* START *

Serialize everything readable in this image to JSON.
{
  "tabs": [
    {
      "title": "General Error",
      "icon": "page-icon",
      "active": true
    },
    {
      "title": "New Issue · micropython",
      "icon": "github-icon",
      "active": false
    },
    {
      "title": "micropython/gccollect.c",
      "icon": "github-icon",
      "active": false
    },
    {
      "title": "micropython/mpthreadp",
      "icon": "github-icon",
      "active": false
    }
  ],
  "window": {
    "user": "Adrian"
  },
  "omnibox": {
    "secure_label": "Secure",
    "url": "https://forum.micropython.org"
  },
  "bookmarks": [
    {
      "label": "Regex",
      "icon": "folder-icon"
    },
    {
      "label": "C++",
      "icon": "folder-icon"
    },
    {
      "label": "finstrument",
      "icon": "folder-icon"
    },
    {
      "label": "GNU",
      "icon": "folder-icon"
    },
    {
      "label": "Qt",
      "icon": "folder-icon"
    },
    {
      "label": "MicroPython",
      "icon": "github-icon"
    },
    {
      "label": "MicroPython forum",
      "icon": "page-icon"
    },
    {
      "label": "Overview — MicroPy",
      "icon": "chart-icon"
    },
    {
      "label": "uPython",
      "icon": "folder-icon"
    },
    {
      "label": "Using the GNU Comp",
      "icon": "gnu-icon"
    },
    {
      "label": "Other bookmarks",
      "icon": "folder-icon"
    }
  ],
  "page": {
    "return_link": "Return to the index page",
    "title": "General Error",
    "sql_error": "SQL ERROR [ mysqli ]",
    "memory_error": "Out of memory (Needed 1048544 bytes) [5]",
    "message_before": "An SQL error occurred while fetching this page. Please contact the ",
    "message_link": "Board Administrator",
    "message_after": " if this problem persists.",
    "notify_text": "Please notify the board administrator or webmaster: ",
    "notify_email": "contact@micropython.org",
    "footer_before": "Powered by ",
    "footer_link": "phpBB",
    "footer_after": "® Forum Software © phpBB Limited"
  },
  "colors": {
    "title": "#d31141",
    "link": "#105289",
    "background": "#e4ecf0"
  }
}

* END *

EXERCISE OBJECTIVE =
Copy every line in the listing above where the string "contact" turns up.

OUTPUT =
    "message_before": "An SQL error occurred while fetching this page. Please contact the ",
    "notify_email": "contact@micropython.org",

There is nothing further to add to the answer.